What is expected:
Each of the entries should be retyped precisely as it appears.

Material for the task:

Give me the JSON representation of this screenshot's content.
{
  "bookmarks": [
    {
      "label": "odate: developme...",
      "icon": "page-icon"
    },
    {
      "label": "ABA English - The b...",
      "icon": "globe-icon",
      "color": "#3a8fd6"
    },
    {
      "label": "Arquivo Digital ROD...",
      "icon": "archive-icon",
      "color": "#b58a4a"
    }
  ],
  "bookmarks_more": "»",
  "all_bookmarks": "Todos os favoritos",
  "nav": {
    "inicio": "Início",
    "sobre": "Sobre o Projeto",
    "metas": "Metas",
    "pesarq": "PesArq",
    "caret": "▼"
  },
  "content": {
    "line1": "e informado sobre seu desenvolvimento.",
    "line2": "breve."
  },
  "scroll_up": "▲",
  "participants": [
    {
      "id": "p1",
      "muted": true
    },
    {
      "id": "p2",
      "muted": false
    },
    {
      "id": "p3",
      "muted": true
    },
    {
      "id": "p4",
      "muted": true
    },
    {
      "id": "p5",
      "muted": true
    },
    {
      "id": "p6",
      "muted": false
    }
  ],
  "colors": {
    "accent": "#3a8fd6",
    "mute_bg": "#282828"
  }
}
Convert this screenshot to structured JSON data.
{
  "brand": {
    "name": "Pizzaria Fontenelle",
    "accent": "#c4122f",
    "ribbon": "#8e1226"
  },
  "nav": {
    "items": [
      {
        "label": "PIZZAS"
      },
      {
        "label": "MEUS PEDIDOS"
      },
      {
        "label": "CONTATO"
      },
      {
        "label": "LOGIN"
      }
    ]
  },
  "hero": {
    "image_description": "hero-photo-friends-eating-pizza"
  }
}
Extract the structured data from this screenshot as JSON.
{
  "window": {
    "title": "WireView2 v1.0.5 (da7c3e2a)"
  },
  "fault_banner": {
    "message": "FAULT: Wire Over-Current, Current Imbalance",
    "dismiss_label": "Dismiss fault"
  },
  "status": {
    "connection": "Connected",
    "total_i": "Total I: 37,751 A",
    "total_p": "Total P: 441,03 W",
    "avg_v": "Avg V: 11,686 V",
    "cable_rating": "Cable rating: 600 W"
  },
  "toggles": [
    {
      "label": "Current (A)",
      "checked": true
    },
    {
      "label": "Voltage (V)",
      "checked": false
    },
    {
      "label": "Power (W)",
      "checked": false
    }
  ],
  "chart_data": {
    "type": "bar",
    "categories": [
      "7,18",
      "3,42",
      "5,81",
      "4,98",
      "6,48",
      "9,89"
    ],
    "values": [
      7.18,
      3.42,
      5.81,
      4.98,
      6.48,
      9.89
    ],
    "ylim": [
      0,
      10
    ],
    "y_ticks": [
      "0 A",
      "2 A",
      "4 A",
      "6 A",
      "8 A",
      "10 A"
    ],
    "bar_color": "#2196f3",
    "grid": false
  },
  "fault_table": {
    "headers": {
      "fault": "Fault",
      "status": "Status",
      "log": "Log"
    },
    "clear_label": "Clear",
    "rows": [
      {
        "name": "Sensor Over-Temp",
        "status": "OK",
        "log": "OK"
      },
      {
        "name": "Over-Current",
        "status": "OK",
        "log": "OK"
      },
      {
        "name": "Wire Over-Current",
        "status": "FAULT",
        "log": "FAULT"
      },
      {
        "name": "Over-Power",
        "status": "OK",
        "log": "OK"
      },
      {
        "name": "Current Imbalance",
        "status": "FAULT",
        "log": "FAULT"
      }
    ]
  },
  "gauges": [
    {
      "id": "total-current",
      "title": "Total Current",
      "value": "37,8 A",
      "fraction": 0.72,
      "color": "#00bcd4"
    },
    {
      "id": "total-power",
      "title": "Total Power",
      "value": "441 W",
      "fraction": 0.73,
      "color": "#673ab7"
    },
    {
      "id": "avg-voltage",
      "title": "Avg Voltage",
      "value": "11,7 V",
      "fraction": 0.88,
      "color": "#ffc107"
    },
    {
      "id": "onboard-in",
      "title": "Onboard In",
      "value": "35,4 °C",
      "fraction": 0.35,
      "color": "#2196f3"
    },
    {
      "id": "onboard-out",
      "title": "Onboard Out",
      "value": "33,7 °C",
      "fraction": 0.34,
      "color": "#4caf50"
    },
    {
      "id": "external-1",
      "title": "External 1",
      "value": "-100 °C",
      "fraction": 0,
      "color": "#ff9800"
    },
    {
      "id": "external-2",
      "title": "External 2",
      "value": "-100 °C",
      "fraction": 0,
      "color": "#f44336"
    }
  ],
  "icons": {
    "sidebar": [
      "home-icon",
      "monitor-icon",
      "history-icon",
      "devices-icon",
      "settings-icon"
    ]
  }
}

Result for this task:
Give me the JSON representation of this screenshot's content.
{
  "bookmarks": [
    {
      "label": "odate: developme...",
      "icon": "page-icon"
    },
    {
      "label": "ABA English - The b...",
      "icon": "globe-icon",
      "color": "#3a8fd6"
    },
    {
      "label": "Arquivo Digital ROD...",
      "icon": "archive-icon",
      "color": "#b58a4a"
    }
  ],
  "bookmarks_more": "»",
  "all_bookmarks": "Todos os favoritos",
  "nav": {
    "inicio": "Início",
    "sobre": "Sobre o Projeto",
    "metas": "Metas",
    "pesarq": "PesArq",
    "caret": "▼"
  },
  "content": {
    "line1": "e informado sobre seu desenvolvimento.",
    "line2": "breve."
  },
  "scroll_up": "▲",
  "participants": [
    {
      "id": "p1",
      "muted": true
    },
    {
      "id": "p2",
      "muted": false
    },
    {
      "id": "p3",
      "muted": true
    },
    {
      "id": "p4",
      "muted": true
    },
    {
      "id": "p5",
      "muted": true
    },
    {
      "id": "p6",
      "muted": false
    }
  ],
  "colors": {
    "accent": "#3a8fd6",
    "mute_bg": "#282828"
  }
}
Convert this screenshot to structured JSON data.
{
  "brand": {
    "name": "Pizzaria Fontenelle",
    "accent": "#c4122f",
    "ribbon": "#8e1226"
  },
  "nav": {
    "items": [
      {
        "label": "PIZZAS"
      },
      {
        "label": "MEUS PEDIDOS"
      },
      {
        "label": "CONTATO"
      },
      {
        "label": "LOGIN"
      }
    ]
  },
  "hero": {
    "image_description": "hero-photo-friends-eating-pizza"
  }
}
Extract the structured data from this screenshot as JSON.
{
  "window": {
    "title": "WireView2 v1.0.5 (da7c3e2a)"
  },
  "fault_banner": {
    "message": "FAULT: Wire Over-Current, Current Imbalance",
    "dismiss_label": "Dismiss fault"
  },
  "status": {
    "connection": "Connected",
    "total_i": "Total I: 37,751 A",
    "total_p": "Total P: 441,03 W",
    "avg_v": "Avg V: 11,686 V",
    "cable_rating": "Cable rating: 600 W"
  },
  "toggles": [
    {
      "label": "Current (A)",
      "checked": true
    },
    {
      "label": "Voltage (V)",
      "checked": false
    },
    {
      "label": "Power (W)",
      "checked": false
    }
  ],
  "chart_data": {
    "type": "bar",
    "categories": [
      "7,18",
      "3,42",
      "5,81",
      "4,98",
      "6,48",
      "9,89"
    ],
    "values": [
      7.18,
      3.42,
      5.81,
      4.98,
      6.48,
      9.89
    ],
    "ylim": [
      0,
      10
    ],
    "y_ticks": [
      "0 A",
      "2 A",
      "4 A",
      "6 A",
      "8 A",
      "10 A"
    ],
    "bar_color": "#2196f3",
    "grid": false
  },
  "fault_table": {
    "headers": {
      "fault": "Fault",
      "status": "Status",
      "log": "Log"
    },
    "clear_label": "Clear",
    "rows": [
      {
        "name": "Sensor Over-Temp",
        "status": "OK",
        "log": "OK"
      },
      {
        "name": "Over-Current",
        "status": "OK",
        "log": "OK"
      },
      {
        "name": "Wire Over-Current",
        "status": "FAULT",
        "log": "FAULT"
      },
      {
        "name": "Over-Power",
        "status": "OK",
        "log": "OK"
      },
      {
        "name": "Current Imbalance",
        "status": "FAULT",
        "log": "FAULT"
      }
    ]
  },
  "gauges": [
    {
      "id": "total-current",
      "title": "Total Current",
      "value": "37,8 A",
      "fraction": 0.72,
      "color": "#00bcd4"
    },
    {
      "id": "total-power",
      "title": "Total Power",
      "value": "441 W",
      "fraction": 0.73,
      "color": "#673ab7"
    },
    {
      "id": "avg-voltage",
      "title": "Avg Voltage",
      "value": "11,7 V",
      "fraction": 0.88,
      "color": "#ffc107"
    },
    {
      "id": "onboard-in",
      "title": "Onboard In",
      "value": "35,4 °C",
      "fraction": 0.35,
      "color": "#2196f3"
    },
    {
      "id": "onboard-out",
      "title": "Onboard Out",
      "value": "33,7 °C",
      "fraction": 0.34,
      "color": "#4caf50"
    },
    {
      "id": "external-1",
      "title": "External 1",
      "value": "-100 °C",
      "fraction": 0,
      "color": "#ff9800"
    },
    {
      "id": "external-2",
      "title": "External 2",
      "value": "-100 °C",
      "fraction": 0,
      "color": "#f44336"
    }
  ],
  "icons": {
    "sidebar": [
      "home-icon",
      "monitor-icon",
      "history-icon",
      "devices-icon",
      "settings-icon"
    ]
  }
}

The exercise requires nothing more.